RECORDS FOR THIS TASK:
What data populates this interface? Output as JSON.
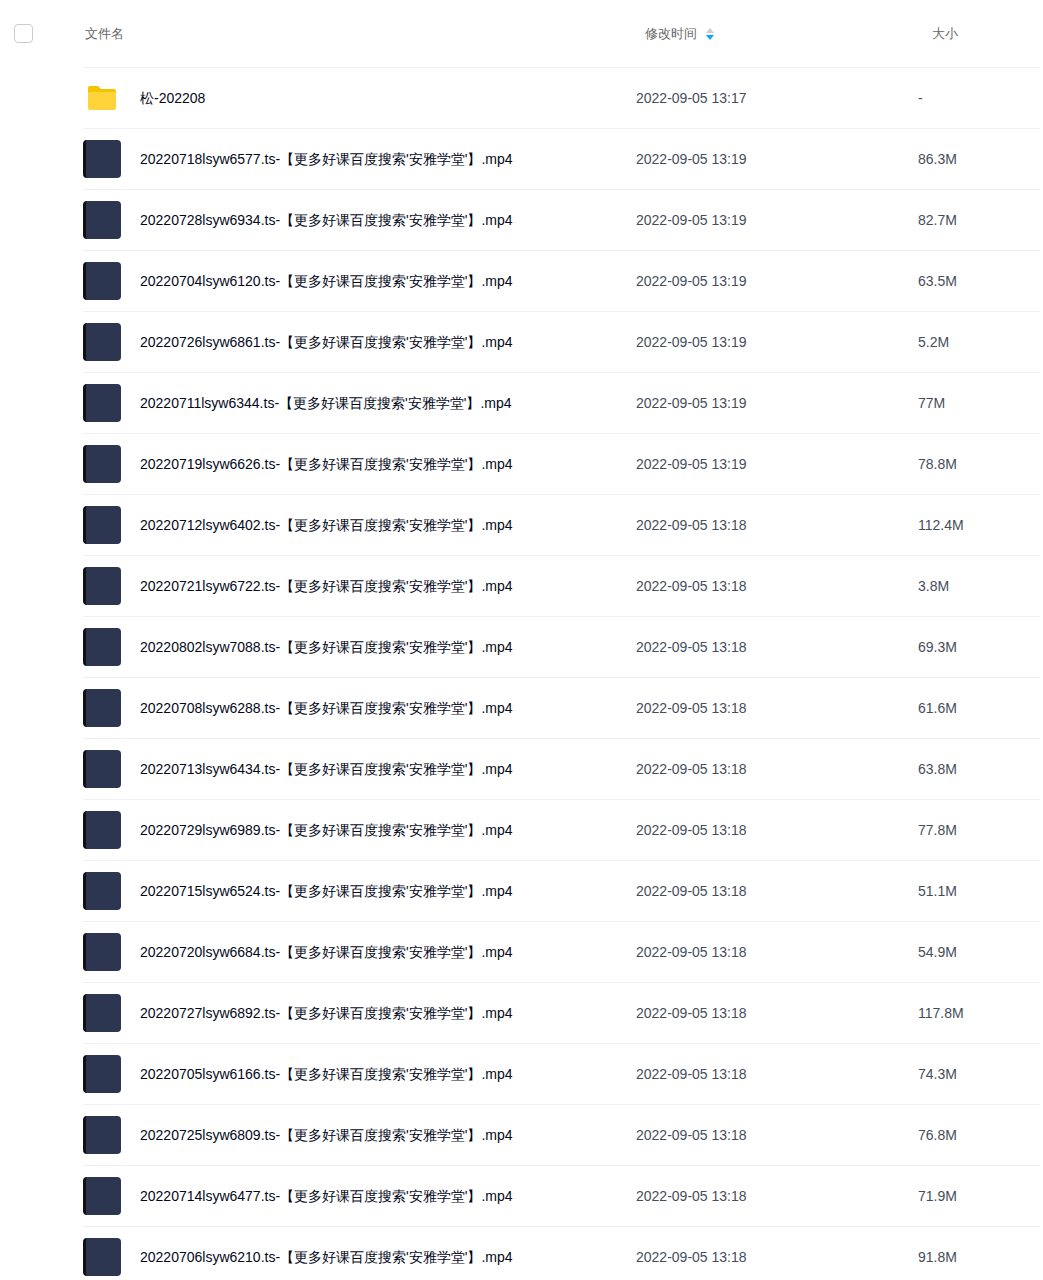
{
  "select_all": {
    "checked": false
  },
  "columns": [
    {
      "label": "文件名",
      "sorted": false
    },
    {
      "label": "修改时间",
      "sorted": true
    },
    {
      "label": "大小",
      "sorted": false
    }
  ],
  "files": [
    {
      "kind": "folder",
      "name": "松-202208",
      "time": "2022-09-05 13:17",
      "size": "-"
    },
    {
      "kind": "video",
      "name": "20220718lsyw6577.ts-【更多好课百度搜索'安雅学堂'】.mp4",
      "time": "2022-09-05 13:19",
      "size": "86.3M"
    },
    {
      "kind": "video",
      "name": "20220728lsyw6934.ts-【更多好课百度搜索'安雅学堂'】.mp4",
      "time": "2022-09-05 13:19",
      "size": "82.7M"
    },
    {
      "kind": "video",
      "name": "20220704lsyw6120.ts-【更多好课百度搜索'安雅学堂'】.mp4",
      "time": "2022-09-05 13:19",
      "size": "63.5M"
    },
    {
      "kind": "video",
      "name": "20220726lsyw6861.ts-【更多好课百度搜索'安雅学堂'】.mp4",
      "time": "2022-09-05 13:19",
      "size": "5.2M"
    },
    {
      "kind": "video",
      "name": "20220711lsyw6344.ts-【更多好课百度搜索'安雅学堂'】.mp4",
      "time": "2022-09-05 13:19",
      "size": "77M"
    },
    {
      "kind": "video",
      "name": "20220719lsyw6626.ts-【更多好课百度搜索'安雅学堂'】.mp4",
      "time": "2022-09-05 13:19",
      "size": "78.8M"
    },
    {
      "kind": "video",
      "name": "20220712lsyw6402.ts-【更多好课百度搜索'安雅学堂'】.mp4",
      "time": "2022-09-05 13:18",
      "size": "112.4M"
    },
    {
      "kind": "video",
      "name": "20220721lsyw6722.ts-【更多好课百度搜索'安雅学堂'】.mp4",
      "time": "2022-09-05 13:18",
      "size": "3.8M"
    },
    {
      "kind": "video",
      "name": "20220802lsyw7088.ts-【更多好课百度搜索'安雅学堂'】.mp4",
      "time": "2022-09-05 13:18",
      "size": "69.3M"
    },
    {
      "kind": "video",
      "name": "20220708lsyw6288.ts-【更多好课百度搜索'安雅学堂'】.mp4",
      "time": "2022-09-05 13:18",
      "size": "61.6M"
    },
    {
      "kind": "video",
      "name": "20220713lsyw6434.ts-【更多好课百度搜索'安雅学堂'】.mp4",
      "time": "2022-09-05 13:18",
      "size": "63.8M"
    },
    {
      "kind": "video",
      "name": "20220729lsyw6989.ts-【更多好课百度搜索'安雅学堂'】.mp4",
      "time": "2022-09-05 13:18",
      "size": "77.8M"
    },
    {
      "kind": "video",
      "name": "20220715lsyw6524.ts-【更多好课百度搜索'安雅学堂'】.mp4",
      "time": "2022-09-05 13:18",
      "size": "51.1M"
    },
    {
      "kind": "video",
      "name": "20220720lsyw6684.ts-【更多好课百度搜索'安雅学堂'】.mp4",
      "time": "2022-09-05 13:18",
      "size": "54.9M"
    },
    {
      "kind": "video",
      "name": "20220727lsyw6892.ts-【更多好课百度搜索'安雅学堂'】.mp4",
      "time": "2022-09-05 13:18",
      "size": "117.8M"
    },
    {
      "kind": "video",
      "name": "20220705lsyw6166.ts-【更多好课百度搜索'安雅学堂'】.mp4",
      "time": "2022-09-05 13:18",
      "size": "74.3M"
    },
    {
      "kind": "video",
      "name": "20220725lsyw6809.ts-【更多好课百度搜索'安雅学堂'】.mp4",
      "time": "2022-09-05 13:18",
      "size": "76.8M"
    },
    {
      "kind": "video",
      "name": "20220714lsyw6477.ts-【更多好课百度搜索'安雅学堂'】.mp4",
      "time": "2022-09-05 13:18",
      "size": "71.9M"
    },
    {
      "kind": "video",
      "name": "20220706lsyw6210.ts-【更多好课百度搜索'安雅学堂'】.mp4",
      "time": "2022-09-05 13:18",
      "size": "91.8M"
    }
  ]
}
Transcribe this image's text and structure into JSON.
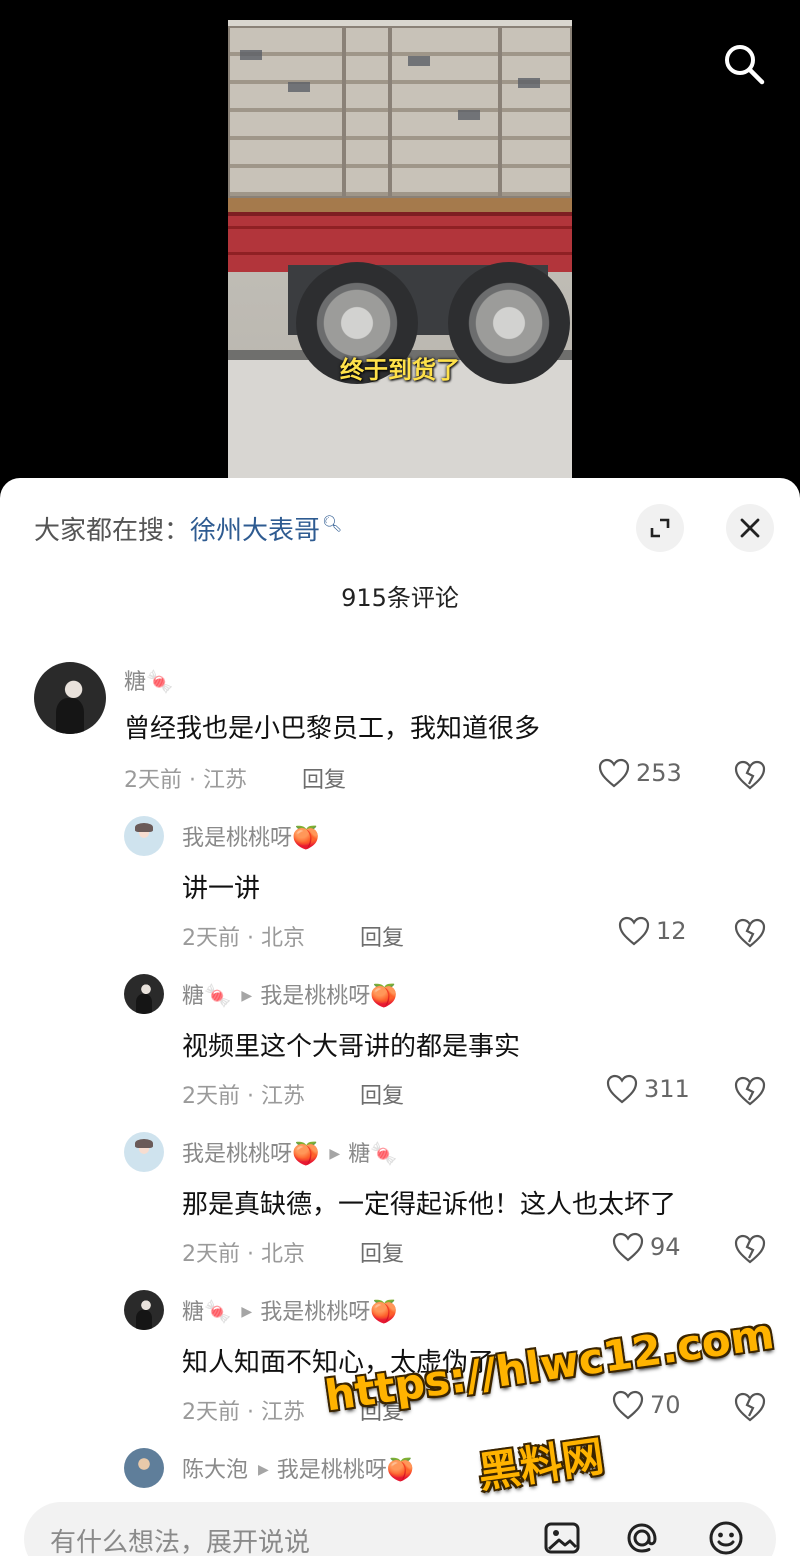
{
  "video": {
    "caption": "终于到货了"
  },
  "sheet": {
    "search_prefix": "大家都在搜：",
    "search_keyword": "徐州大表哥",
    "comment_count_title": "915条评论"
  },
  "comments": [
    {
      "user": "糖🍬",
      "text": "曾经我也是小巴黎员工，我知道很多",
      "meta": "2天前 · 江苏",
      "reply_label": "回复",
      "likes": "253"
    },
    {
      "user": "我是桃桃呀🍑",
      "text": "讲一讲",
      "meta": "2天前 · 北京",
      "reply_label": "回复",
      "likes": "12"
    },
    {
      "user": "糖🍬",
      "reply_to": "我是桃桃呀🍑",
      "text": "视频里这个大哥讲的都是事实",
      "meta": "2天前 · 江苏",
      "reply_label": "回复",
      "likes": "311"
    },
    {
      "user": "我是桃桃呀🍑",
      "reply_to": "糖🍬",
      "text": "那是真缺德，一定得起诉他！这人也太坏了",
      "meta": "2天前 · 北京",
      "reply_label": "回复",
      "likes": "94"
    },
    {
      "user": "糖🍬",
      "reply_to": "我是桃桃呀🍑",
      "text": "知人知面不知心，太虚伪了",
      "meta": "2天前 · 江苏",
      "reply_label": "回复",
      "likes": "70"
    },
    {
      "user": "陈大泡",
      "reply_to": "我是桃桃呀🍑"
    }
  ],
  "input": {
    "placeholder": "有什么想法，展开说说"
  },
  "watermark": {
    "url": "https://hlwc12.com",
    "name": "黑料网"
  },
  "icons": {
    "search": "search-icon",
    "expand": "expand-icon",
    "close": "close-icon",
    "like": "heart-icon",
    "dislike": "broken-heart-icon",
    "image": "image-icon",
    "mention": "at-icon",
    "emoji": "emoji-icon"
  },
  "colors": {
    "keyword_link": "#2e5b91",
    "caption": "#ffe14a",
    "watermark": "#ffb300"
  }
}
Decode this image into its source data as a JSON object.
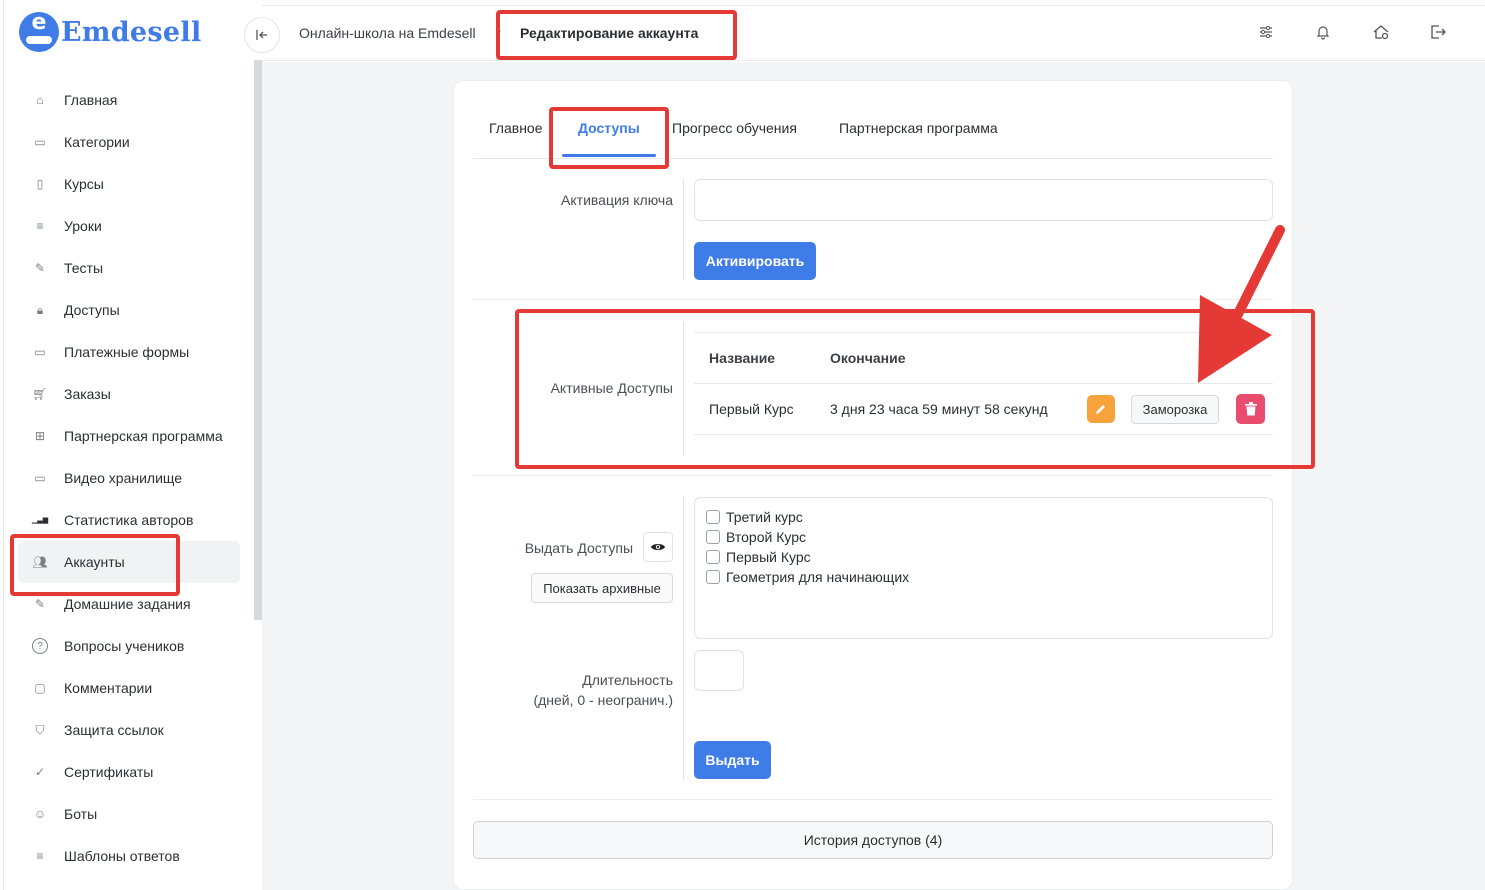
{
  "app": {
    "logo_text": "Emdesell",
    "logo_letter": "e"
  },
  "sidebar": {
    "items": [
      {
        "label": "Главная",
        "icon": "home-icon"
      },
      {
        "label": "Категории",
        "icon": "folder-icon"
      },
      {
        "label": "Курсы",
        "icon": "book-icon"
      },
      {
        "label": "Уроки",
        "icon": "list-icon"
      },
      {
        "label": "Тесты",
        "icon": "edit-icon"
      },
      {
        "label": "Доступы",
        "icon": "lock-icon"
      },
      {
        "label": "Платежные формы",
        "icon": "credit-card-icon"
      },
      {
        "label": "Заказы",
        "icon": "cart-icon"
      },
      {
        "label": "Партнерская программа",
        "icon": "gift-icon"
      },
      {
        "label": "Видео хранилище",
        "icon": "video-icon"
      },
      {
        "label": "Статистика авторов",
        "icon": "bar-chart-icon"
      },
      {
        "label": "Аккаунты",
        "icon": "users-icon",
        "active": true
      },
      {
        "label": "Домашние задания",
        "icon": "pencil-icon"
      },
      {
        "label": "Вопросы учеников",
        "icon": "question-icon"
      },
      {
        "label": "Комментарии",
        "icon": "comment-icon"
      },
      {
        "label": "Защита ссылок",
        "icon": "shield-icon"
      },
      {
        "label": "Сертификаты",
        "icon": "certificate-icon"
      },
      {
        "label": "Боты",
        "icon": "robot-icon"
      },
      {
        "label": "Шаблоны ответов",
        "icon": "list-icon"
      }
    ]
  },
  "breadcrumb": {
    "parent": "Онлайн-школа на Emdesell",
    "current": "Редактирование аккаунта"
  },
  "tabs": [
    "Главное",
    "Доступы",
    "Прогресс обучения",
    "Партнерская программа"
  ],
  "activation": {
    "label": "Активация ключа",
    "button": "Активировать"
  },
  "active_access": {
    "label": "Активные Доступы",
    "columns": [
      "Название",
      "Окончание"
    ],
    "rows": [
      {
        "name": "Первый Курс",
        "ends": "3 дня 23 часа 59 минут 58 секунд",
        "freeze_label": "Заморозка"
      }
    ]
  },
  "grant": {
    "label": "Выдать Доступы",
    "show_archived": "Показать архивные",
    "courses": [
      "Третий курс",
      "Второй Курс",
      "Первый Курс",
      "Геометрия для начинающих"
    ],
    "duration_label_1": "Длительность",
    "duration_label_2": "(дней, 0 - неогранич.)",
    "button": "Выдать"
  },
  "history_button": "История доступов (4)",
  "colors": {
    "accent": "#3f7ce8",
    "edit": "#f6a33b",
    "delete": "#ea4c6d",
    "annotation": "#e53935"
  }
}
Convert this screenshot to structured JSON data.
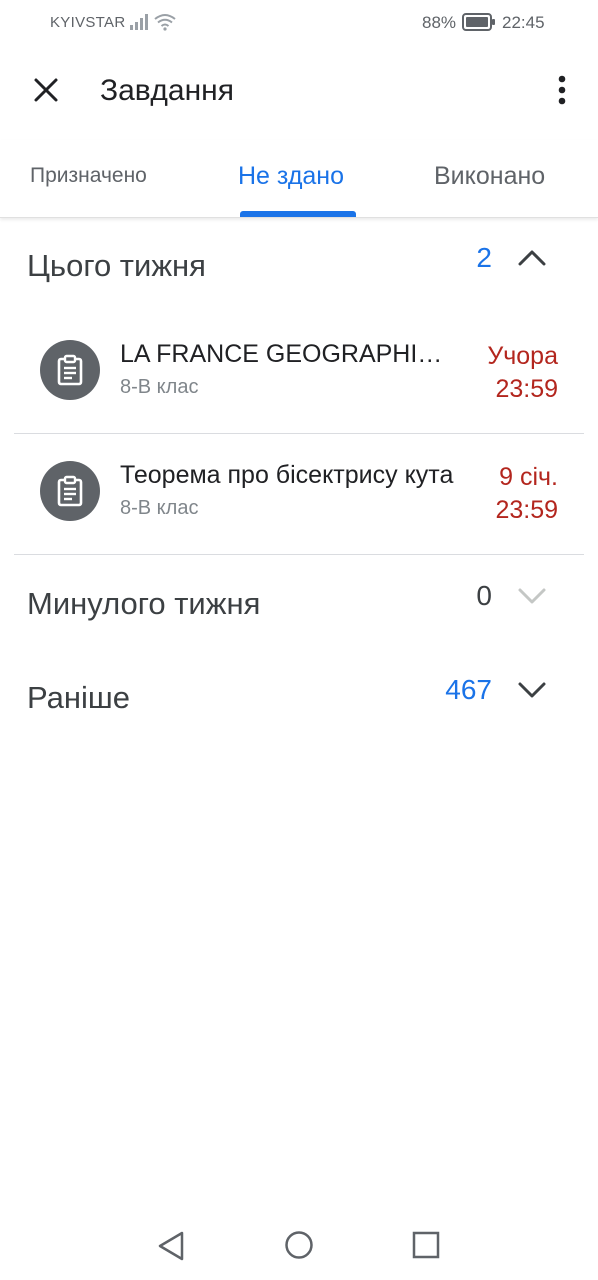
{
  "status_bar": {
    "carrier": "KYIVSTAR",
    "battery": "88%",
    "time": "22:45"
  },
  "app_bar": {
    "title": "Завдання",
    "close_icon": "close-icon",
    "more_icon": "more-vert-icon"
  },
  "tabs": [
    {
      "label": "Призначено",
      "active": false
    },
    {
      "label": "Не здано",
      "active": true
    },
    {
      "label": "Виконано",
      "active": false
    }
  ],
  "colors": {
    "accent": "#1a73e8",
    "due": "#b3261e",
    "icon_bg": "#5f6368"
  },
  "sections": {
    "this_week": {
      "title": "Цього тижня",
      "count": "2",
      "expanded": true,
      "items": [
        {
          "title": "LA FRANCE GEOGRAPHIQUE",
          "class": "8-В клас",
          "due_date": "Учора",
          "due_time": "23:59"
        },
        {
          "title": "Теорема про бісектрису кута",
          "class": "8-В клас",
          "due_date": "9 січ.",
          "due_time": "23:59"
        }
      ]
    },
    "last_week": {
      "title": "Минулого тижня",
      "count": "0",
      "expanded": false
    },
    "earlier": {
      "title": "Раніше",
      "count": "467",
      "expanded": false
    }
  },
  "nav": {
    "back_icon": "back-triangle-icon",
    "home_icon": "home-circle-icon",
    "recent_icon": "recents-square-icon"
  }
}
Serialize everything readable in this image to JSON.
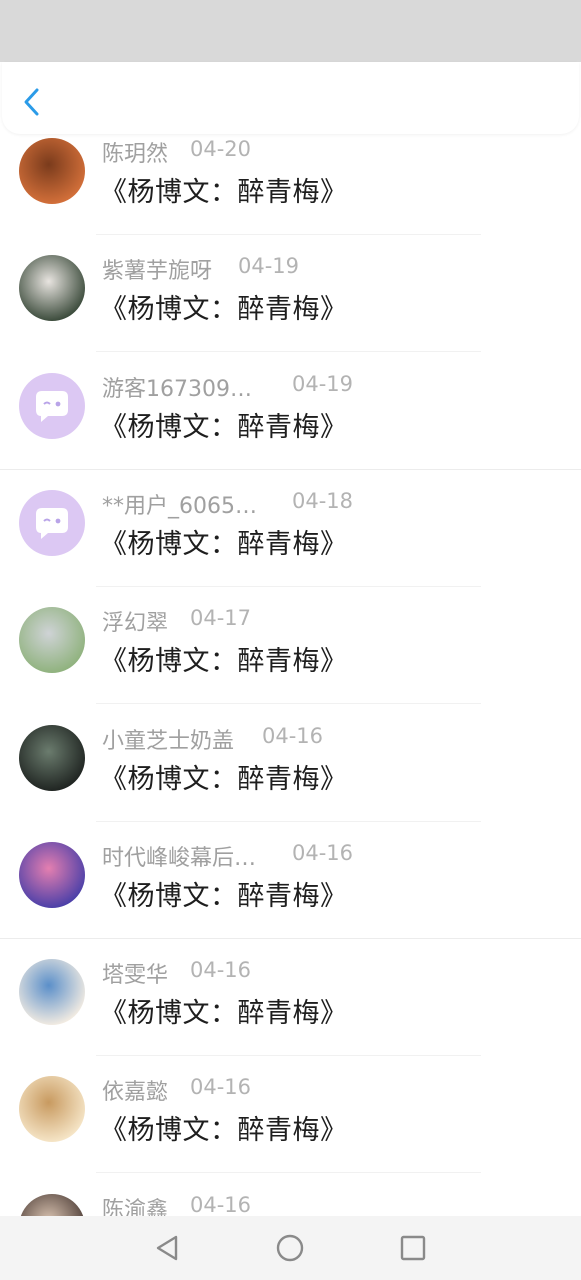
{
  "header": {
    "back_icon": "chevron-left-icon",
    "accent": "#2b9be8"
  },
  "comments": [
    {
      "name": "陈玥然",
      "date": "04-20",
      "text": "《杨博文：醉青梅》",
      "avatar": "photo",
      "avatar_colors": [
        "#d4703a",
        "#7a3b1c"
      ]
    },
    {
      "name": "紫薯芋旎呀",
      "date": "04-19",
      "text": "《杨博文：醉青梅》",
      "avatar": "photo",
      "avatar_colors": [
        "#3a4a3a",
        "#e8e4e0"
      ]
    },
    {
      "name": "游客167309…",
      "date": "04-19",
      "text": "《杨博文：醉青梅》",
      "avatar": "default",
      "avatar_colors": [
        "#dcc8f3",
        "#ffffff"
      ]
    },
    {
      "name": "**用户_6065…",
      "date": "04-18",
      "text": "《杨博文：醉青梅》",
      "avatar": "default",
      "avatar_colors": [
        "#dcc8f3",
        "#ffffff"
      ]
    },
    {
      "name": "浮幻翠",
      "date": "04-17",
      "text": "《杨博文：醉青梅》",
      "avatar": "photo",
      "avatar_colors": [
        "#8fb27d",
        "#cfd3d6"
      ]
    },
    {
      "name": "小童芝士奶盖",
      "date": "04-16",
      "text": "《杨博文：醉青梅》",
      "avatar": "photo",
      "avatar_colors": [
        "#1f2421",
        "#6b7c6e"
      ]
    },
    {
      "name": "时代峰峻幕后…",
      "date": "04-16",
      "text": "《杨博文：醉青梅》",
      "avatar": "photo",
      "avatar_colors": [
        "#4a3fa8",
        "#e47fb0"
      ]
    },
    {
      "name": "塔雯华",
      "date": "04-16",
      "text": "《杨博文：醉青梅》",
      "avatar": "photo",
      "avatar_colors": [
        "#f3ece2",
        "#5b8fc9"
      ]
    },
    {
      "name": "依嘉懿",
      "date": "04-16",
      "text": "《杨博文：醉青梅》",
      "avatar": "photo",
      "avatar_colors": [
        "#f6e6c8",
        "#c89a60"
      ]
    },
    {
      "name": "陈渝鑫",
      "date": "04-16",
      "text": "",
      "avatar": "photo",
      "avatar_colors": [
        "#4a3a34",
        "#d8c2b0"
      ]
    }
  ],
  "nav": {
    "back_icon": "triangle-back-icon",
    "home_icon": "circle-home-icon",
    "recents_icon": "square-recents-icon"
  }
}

WHAT IS NEEDED: Look through the listing above. Pick out each line with "тижня" and copy it.

THE RESULT:
      "title": "Цього тижня",
      "title": "Минулого тижня",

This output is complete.